-- Begin Data supplied --

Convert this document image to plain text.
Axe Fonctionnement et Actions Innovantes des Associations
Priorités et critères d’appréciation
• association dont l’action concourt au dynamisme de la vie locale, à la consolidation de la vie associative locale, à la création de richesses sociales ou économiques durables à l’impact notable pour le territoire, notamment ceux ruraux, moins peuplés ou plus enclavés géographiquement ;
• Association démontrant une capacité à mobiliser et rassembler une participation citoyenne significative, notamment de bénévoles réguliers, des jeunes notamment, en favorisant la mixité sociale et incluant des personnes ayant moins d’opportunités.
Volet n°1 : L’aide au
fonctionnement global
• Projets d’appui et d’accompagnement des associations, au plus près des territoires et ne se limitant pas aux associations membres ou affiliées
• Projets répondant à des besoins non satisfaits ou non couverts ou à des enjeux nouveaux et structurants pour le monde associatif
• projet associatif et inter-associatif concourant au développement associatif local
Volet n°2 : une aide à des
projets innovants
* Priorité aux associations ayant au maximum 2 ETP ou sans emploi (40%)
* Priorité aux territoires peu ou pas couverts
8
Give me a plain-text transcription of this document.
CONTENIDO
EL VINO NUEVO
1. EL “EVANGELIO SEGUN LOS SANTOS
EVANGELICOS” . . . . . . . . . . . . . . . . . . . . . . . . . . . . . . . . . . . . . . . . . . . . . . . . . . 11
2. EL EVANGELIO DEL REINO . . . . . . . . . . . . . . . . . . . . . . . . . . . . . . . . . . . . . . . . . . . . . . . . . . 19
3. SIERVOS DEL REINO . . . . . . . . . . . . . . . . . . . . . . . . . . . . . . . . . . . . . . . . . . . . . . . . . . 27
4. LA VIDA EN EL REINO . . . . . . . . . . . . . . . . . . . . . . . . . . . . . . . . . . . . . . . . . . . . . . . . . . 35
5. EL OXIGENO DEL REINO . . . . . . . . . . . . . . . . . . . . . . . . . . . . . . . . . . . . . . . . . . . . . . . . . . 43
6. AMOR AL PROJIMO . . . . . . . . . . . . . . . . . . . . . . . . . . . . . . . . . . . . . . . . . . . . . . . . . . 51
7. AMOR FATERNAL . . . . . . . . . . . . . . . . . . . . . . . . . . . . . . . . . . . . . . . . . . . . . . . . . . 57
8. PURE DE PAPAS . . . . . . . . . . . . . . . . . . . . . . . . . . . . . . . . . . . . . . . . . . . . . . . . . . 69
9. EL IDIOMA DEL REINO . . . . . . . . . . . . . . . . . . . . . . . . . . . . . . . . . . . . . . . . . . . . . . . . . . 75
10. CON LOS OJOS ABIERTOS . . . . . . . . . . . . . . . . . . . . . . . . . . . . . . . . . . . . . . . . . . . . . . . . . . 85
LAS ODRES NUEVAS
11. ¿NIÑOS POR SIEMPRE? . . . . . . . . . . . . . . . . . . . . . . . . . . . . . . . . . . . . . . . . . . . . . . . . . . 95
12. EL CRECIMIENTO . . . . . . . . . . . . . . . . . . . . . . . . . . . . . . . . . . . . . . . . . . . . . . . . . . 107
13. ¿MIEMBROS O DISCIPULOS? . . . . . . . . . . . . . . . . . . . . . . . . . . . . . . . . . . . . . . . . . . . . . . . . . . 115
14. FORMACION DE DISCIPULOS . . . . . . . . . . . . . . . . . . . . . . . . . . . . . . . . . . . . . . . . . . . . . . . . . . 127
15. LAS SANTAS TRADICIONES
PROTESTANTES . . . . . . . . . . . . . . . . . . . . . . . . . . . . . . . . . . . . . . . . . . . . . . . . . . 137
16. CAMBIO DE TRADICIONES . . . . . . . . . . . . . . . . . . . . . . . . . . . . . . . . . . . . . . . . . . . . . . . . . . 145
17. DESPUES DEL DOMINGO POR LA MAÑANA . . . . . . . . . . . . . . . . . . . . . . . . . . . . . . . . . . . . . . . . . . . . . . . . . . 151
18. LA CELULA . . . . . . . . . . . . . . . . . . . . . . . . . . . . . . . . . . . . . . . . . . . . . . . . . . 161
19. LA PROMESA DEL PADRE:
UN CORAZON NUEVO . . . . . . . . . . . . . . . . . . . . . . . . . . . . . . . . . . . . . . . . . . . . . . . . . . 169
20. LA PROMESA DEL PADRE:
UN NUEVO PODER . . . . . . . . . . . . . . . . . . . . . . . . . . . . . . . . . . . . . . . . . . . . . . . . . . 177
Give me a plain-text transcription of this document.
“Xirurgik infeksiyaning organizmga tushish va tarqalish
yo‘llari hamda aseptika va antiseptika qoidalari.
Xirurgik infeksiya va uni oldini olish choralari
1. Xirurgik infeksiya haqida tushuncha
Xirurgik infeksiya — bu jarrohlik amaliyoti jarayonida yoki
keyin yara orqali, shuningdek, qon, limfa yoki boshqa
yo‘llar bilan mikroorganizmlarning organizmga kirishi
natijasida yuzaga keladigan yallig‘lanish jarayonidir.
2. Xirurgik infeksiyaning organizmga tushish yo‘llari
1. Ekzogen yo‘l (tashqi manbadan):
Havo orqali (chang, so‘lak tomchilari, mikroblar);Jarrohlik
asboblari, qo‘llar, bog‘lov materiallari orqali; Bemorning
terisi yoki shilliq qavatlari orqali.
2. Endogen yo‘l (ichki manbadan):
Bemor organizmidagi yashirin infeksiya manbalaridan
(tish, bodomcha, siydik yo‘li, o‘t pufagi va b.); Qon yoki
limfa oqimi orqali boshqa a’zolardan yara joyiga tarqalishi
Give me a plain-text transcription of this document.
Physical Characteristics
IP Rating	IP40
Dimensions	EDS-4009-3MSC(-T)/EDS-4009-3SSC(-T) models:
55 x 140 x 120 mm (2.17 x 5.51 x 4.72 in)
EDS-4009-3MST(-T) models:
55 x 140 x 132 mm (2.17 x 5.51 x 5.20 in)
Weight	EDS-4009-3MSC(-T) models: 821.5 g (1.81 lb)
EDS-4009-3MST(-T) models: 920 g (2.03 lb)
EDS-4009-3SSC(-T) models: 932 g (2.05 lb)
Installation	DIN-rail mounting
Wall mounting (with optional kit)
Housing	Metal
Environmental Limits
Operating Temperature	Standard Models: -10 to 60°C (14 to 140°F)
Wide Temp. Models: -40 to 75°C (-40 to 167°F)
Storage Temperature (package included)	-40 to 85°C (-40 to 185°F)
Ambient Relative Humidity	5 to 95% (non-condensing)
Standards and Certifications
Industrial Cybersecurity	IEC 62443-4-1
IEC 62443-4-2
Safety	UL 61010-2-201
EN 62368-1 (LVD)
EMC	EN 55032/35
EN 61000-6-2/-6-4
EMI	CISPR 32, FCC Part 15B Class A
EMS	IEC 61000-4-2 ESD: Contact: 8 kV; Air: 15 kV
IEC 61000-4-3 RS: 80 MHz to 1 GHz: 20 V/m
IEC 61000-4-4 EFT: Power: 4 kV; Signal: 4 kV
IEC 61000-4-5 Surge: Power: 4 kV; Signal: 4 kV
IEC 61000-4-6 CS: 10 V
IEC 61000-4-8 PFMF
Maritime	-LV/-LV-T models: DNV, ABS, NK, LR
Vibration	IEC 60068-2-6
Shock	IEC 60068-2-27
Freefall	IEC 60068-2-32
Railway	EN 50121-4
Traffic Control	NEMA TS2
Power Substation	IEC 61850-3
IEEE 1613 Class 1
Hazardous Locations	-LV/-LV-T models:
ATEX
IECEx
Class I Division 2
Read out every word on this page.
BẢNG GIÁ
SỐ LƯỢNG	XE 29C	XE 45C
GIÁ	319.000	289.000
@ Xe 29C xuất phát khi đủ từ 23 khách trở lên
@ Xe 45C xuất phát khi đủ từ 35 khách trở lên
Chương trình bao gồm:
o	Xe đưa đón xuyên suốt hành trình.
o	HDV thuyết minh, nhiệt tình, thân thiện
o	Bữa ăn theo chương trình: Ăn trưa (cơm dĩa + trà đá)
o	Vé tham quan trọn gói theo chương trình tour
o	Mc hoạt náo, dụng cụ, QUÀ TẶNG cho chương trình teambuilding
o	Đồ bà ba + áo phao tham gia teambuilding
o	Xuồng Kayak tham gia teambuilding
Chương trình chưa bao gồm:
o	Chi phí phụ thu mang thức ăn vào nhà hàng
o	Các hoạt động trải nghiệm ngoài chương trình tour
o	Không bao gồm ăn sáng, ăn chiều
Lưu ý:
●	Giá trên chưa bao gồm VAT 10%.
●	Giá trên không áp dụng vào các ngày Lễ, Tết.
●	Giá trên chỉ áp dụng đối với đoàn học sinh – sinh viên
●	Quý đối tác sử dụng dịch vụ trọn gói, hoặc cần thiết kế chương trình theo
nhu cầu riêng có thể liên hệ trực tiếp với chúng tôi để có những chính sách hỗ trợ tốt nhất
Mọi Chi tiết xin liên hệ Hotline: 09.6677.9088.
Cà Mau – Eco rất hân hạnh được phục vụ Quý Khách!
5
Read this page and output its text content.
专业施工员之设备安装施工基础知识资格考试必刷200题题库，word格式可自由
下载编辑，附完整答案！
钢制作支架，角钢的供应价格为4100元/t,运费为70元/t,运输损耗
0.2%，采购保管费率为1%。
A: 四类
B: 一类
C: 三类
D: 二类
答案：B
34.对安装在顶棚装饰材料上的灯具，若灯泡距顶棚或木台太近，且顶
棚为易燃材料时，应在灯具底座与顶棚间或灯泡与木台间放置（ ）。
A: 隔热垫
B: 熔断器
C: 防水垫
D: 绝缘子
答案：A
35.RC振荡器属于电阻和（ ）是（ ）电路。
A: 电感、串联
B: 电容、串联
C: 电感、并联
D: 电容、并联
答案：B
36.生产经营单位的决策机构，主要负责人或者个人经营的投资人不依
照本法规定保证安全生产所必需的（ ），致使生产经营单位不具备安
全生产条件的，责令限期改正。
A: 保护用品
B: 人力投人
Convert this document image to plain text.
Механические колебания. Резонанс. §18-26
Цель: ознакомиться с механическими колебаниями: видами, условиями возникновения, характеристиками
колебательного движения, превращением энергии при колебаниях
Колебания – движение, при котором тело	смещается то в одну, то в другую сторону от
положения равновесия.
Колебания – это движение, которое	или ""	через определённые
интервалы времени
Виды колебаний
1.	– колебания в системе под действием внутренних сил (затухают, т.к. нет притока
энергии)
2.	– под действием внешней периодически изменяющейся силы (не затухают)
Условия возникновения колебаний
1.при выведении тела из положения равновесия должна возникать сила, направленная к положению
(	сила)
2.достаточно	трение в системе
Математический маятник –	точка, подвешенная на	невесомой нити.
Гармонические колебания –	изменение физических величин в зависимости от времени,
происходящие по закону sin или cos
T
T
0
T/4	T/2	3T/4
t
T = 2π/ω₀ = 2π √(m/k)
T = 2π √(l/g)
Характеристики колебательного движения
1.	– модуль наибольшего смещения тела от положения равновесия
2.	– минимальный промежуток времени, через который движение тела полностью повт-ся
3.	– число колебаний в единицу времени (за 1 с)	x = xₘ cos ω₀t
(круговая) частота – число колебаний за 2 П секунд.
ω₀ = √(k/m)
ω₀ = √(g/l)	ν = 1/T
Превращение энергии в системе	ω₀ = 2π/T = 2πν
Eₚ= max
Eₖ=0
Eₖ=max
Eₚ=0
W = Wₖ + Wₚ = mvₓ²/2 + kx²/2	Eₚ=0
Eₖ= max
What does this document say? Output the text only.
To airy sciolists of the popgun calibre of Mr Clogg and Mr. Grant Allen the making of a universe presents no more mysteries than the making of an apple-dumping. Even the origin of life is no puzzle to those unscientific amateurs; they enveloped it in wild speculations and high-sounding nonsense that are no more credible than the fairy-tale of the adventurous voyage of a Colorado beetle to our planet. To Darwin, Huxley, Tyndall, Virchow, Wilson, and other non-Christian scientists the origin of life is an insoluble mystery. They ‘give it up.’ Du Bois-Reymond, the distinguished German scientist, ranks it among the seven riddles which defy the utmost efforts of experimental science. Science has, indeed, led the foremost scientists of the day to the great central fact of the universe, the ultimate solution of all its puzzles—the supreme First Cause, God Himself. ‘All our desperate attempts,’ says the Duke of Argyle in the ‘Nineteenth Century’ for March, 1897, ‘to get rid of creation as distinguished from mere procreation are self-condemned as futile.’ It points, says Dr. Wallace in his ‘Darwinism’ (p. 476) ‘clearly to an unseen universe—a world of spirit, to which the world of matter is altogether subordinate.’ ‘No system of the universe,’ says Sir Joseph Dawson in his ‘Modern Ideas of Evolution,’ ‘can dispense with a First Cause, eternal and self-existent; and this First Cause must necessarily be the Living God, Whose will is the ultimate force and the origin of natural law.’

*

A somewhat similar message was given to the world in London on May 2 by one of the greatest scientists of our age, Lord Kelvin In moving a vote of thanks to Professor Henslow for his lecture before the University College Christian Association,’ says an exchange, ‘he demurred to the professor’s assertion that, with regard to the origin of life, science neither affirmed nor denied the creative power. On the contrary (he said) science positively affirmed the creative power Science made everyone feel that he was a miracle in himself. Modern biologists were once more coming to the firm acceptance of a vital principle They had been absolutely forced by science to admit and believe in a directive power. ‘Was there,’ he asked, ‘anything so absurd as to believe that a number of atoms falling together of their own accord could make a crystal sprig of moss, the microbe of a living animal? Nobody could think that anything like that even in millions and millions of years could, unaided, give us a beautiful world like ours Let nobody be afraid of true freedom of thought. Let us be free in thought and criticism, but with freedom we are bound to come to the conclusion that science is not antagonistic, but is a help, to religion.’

-- End Data supplied --

Request:
List the lines that contain the word "territoires".

The result:
• Projets d’appui et d’accompagnement des associations, au plus près des territoires et ne se limitant pas aux associations membres ou affiliées
* Priorité aux territoires peu ou pas couverts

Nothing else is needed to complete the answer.